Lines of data
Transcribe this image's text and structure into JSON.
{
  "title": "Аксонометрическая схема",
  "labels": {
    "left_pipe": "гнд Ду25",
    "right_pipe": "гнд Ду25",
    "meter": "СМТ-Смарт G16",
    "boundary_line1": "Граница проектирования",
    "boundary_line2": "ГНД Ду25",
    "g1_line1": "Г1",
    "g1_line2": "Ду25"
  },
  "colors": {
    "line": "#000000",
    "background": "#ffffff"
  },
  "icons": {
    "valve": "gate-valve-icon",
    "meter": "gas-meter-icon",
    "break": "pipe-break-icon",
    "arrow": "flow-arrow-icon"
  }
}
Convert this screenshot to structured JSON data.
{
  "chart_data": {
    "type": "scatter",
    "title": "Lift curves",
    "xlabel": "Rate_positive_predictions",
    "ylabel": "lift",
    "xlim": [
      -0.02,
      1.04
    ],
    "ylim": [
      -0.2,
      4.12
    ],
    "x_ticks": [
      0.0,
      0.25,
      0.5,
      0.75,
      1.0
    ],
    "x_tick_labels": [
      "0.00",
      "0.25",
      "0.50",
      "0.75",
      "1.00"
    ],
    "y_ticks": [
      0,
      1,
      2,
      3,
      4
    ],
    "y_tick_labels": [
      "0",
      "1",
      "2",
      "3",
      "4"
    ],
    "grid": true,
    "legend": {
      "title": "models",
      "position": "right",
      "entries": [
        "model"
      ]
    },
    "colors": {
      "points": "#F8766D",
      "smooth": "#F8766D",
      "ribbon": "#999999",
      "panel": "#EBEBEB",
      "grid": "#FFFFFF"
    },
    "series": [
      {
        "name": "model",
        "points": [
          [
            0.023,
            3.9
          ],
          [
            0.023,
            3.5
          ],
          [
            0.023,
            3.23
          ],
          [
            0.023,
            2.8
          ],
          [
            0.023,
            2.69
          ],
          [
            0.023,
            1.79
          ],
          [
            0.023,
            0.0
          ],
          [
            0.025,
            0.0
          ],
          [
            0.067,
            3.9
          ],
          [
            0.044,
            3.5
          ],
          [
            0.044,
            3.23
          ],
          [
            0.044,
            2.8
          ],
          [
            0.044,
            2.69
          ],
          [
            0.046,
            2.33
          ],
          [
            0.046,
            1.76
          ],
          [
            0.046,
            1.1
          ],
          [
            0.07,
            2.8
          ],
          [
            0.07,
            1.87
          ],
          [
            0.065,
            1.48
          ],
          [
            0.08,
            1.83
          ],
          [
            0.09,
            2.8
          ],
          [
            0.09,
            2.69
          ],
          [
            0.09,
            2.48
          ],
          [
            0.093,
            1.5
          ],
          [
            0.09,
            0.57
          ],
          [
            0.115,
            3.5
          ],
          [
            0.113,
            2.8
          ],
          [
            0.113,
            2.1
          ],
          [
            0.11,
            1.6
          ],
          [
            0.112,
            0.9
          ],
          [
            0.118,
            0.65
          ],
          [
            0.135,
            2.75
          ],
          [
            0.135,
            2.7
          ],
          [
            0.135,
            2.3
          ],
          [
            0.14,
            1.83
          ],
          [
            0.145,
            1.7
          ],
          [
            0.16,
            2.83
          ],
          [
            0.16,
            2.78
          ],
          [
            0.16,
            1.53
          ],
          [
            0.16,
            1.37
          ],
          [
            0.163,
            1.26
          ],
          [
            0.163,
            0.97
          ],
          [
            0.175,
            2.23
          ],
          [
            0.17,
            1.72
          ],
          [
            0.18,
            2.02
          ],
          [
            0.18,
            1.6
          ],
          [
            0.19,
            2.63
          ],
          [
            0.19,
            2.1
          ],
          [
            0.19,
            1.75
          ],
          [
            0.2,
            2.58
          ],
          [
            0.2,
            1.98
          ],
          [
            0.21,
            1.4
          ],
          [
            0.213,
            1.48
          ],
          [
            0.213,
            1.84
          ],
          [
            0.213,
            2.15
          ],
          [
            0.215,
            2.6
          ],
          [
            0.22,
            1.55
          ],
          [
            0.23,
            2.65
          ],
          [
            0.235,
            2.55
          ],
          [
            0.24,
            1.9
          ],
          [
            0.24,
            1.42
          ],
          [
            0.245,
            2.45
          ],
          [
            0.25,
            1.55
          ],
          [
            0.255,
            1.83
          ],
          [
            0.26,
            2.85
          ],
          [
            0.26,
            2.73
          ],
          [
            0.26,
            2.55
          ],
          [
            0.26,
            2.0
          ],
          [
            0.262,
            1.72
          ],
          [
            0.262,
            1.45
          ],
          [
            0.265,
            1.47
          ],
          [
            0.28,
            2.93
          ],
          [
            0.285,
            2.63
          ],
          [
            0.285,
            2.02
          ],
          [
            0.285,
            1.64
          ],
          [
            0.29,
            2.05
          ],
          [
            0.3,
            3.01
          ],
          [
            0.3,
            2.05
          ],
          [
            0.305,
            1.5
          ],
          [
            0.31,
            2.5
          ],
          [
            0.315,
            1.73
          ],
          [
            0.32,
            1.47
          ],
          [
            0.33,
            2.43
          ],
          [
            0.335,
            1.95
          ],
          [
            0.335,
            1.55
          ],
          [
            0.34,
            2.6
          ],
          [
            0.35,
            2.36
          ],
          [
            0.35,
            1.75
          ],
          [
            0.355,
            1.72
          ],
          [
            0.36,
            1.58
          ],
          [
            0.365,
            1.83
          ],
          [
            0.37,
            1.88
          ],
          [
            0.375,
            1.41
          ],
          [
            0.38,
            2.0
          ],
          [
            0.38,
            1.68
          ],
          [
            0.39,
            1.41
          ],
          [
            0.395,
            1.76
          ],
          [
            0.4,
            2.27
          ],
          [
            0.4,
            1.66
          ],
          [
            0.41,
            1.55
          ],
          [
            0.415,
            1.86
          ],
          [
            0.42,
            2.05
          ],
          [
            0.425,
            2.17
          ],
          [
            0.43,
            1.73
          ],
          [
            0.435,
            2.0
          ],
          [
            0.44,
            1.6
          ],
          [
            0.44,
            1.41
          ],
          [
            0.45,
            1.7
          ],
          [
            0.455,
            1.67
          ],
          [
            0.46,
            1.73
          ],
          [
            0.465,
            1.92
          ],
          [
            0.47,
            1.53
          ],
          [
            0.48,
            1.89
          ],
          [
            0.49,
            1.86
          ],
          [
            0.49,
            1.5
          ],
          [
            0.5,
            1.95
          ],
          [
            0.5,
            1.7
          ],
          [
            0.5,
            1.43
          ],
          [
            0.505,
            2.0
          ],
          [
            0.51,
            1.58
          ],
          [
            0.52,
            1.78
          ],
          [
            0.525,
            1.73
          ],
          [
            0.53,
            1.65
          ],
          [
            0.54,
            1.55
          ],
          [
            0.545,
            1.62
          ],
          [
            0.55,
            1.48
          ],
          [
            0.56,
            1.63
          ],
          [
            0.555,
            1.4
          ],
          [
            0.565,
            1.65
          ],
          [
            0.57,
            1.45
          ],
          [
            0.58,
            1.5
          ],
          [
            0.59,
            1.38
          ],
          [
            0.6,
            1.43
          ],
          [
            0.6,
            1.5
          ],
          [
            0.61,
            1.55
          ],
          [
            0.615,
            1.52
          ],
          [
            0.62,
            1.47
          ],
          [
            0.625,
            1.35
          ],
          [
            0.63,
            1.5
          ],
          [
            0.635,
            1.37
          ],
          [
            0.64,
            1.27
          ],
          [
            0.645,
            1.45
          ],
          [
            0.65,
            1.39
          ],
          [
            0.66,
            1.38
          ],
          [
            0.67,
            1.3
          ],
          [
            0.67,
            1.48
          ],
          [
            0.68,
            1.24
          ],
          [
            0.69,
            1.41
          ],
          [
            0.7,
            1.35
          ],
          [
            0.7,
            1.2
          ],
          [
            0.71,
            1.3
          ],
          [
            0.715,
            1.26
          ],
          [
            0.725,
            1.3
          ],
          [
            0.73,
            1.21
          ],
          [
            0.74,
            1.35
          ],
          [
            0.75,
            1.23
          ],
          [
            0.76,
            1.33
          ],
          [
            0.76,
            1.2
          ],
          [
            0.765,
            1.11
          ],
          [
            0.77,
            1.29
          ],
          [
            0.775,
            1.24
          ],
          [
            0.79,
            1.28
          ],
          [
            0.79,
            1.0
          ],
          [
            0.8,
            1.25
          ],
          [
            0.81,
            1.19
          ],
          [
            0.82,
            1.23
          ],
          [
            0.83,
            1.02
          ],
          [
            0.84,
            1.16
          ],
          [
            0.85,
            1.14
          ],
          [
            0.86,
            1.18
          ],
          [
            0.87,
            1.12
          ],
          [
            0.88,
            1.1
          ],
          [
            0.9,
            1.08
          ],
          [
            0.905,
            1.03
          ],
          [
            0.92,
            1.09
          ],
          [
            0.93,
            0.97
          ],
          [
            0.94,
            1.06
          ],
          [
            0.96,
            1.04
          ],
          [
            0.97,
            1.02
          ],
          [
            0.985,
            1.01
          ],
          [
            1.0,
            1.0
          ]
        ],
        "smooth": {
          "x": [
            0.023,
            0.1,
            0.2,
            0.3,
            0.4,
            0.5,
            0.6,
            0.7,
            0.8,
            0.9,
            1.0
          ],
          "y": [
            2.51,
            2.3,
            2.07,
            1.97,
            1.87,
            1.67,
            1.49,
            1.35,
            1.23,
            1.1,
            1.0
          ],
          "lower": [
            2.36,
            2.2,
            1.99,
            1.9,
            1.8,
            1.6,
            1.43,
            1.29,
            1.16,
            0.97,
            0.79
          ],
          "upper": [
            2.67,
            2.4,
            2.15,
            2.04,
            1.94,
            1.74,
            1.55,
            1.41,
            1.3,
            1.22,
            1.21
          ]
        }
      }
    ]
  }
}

# What is expected
Count the lines of the material that include the word "this", then report only the total.

# Task solution
2